▶ _WHAT YOU HAVE TO DO_
Search the records for the word "title" and report each line that has it.

--- START DATASET EXCERPTS ---

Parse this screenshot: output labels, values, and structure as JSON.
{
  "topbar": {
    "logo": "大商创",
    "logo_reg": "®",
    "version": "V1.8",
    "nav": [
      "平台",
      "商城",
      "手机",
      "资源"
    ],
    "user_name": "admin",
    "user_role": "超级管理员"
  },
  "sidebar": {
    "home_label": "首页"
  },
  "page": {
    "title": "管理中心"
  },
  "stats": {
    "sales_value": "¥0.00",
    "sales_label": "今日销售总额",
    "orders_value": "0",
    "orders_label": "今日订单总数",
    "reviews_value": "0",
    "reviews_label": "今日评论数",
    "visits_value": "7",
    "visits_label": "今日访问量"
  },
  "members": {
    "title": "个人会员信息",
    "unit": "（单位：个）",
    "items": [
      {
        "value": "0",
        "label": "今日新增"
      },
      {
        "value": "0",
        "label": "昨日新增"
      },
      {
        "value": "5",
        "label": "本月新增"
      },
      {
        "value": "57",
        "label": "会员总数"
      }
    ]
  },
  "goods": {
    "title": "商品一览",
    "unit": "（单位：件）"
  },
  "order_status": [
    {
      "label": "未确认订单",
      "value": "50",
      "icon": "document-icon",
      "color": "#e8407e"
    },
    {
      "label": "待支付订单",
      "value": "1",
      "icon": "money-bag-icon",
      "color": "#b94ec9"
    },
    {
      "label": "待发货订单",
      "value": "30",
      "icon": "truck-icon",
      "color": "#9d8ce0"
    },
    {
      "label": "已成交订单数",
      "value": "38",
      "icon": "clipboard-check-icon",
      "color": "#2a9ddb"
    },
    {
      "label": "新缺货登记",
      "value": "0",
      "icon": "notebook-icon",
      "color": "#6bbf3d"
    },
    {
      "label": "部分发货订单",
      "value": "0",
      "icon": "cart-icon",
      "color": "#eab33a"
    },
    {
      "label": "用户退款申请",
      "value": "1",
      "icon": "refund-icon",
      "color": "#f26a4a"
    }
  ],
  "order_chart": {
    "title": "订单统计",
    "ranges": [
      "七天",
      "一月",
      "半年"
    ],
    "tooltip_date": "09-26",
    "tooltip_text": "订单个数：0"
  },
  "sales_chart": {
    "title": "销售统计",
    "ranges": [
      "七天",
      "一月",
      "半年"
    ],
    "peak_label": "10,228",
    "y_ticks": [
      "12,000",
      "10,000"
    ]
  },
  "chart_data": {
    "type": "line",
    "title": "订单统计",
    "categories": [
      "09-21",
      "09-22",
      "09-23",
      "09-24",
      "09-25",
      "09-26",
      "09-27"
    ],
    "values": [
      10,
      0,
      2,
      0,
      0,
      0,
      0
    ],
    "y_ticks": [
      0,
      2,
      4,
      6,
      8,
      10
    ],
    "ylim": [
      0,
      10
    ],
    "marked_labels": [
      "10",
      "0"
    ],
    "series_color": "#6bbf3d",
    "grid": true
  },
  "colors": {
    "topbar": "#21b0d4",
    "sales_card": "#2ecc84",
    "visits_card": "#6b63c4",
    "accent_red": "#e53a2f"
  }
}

--- END DATASET EXCERPTS ---

▶ _SOLUTION BELOW_
    "title": "管理中心"
    "title": "个人会员信息",
    "title": "商品一览",
    "title": "订单统计",
    "title": "销售统计",
    "title": "订单统计",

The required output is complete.